**What is needed:**
Copy out every record below with complete accuracy.

**Records provided:**
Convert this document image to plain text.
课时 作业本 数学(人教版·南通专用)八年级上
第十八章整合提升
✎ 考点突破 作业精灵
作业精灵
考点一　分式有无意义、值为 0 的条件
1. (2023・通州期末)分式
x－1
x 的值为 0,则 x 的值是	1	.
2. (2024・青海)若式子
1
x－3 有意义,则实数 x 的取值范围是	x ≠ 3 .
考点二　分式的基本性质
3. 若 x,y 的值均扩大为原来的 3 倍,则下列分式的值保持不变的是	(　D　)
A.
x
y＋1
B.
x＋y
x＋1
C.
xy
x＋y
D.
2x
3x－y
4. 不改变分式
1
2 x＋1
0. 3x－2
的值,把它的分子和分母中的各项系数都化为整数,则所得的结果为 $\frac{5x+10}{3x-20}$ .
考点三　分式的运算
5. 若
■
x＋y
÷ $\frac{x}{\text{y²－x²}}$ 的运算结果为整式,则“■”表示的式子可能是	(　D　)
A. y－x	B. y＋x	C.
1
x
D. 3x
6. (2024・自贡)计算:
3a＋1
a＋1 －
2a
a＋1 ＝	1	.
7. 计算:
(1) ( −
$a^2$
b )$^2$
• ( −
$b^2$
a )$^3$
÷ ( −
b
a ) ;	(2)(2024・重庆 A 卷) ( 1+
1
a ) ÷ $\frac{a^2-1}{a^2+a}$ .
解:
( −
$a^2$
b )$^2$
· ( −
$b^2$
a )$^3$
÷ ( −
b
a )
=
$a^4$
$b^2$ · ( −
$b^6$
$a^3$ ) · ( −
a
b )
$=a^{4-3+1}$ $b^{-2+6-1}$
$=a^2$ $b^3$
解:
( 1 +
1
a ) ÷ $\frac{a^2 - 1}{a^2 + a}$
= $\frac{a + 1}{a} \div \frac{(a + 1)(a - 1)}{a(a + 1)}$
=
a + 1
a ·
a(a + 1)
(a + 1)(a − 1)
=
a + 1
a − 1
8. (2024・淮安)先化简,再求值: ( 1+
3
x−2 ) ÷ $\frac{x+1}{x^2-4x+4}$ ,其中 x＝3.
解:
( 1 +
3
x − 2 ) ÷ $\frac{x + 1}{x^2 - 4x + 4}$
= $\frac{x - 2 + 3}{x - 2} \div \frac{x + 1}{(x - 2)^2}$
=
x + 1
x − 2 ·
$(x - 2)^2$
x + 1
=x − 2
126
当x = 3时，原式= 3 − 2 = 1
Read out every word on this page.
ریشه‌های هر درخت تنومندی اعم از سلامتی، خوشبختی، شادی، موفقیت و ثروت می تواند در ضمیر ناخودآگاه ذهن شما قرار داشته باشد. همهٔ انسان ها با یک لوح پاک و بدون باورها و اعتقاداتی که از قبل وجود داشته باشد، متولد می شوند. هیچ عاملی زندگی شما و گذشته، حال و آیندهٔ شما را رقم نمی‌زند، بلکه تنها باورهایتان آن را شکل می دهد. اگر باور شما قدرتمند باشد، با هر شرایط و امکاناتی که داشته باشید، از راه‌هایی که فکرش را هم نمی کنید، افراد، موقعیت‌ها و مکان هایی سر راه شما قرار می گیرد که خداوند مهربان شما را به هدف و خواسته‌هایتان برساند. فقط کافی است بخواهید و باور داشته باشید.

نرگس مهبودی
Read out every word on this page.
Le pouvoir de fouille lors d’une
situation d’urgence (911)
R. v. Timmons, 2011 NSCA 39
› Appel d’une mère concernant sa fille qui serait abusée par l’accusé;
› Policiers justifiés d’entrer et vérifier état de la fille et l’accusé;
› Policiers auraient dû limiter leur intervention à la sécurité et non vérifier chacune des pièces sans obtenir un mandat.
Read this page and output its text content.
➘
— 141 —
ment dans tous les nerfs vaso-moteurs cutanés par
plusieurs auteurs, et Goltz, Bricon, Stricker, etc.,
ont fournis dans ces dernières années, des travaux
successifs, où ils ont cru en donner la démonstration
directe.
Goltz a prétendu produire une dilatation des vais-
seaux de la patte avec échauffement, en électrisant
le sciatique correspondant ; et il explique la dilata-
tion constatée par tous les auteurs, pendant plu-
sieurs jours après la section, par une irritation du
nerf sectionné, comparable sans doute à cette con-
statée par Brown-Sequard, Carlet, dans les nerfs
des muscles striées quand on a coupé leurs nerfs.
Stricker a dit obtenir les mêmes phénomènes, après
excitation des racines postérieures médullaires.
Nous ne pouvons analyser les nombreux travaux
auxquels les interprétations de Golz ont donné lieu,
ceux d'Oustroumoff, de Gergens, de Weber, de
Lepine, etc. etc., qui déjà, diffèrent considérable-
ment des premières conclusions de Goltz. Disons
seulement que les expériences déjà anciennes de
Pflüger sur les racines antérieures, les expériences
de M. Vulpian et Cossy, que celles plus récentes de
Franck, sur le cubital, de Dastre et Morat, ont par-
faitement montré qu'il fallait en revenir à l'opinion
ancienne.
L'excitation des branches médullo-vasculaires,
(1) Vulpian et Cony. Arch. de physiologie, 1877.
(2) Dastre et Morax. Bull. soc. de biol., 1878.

**Response to this task:**
Convert this document image to plain text.
课时 作业本 数学(人教版·南通专用)八年级上
第十八章整合提升
✎ 考点突破 作业精灵
作业精灵
考点一　分式有无意义、值为 0 的条件
1. (2023・通州期末)分式
x－1
x 的值为 0,则 x 的值是	1	.
2. (2024・青海)若式子
1
x－3 有意义,则实数 x 的取值范围是	x ≠ 3 .
考点二　分式的基本性质
3. 若 x,y 的值均扩大为原来的 3 倍,则下列分式的值保持不变的是	(　D　)
A.
x
y＋1
B.
x＋y
x＋1
C.
xy
x＋y
D.
2x
3x－y
4. 不改变分式
1
2 x＋1
0. 3x－2
的值,把它的分子和分母中的各项系数都化为整数,则所得的结果为 $\frac{5x+10}{3x-20}$ .
考点三　分式的运算
5. 若
■
x＋y
÷ $\frac{x}{\text{y²－x²}}$ 的运算结果为整式,则“■”表示的式子可能是	(　D　)
A. y－x	B. y＋x	C.
1
x
D. 3x
6. (2024・自贡)计算:
3a＋1
a＋1 －
2a
a＋1 ＝	1	.
7. 计算:
(1) ( −
$a^2$
b )$^2$
• ( −
$b^2$
a )$^3$
÷ ( −
b
a ) ;	(2)(2024・重庆 A 卷) ( 1+
1
a ) ÷ $\frac{a^2-1}{a^2+a}$ .
解:
( −
$a^2$
b )$^2$
· ( −
$b^2$
a )$^3$
÷ ( −
b
a )
=
$a^4$
$b^2$ · ( −
$b^6$
$a^3$ ) · ( −
a
b )
$=a^{4-3+1}$ $b^{-2+6-1}$
$=a^2$ $b^3$
解:
( 1 +
1
a ) ÷ $\frac{a^2 - 1}{a^2 + a}$
= $\frac{a + 1}{a} \div \frac{(a + 1)(a - 1)}{a(a + 1)}$
=
a + 1
a ·
a(a + 1)
(a + 1)(a − 1)
=
a + 1
a − 1
8. (2024・淮安)先化简,再求值: ( 1+
3
x−2 ) ÷ $\frac{x+1}{x^2-4x+4}$ ,其中 x＝3.
解:
( 1 +
3
x − 2 ) ÷ $\frac{x + 1}{x^2 - 4x + 4}$
= $\frac{x - 2 + 3}{x - 2} \div \frac{x + 1}{(x - 2)^2}$
=
x + 1
x − 2 ·
$(x - 2)^2$
x + 1
=x − 2
126
当x = 3时，原式= 3 − 2 = 1
Read out every word on this page.
ریشه‌های هر درخت تنومندی اعم از سلامتی، خوشبختی، شادی، موفقیت و ثروت می تواند در ضمیر ناخودآگاه ذهن شما قرار داشته باشد. همهٔ انسان ها با یک لوح پاک و بدون باورها و اعتقاداتی که از قبل وجود داشته باشد، متولد می شوند. هیچ عاملی زندگی شما و گذشته، حال و آیندهٔ شما را رقم نمی‌زند، بلکه تنها باورهایتان آن را شکل می دهد. اگر باور شما قدرتمند باشد، با هر شرایط و امکاناتی که داشته باشید، از راه‌هایی که فکرش را هم نمی کنید، افراد، موقعیت‌ها و مکان هایی سر راه شما قرار می گیرد که خداوند مهربان شما را به هدف و خواسته‌هایتان برساند. فقط کافی است بخواهید و باور داشته باشید.

نرگس مهبودی
Read out every word on this page.
Le pouvoir de fouille lors d’une
situation d’urgence (911)
R. v. Timmons, 2011 NSCA 39
› Appel d’une mère concernant sa fille qui serait abusée par l’accusé;
› Policiers justifiés d’entrer et vérifier état de la fille et l’accusé;
› Policiers auraient dû limiter leur intervention à la sécurité et non vérifier chacune des pièces sans obtenir un mandat.
Read this page and output its text content.
➘
— 141 —
ment dans tous les nerfs vaso-moteurs cutanés par
plusieurs auteurs, et Goltz, Bricon, Stricker, etc.,
ont fournis dans ces dernières années, des travaux
successifs, où ils ont cru en donner la démonstration
directe.
Goltz a prétendu produire une dilatation des vais-
seaux de la patte avec échauffement, en électrisant
le sciatique correspondant ; et il explique la dilata-
tion constatée par tous les auteurs, pendant plu-
sieurs jours après la section, par une irritation du
nerf sectionné, comparable sans doute à cette con-
statée par Brown-Sequard, Carlet, dans les nerfs
des muscles striées quand on a coupé leurs nerfs.
Stricker a dit obtenir les mêmes phénomènes, après
excitation des racines postérieures médullaires.
Nous ne pouvons analyser les nombreux travaux
auxquels les interprétations de Golz ont donné lieu,
ceux d'Oustroumoff, de Gergens, de Weber, de
Lepine, etc. etc., qui déjà, diffèrent considérable-
ment des premières conclusions de Goltz. Disons
seulement que les expériences déjà anciennes de
Pflüger sur les racines antérieures, les expériences
de M. Vulpian et Cossy, que celles plus récentes de
Franck, sur le cubital, de Dastre et Morat, ont par-
faitement montré qu'il fallait en revenir à l'opinion
ancienne.
L'excitation des branches médullo-vasculaires,
(1) Vulpian et Cony. Arch. de physiologie, 1877.
(2) Dastre et Morax. Bull. soc. de biol., 1878.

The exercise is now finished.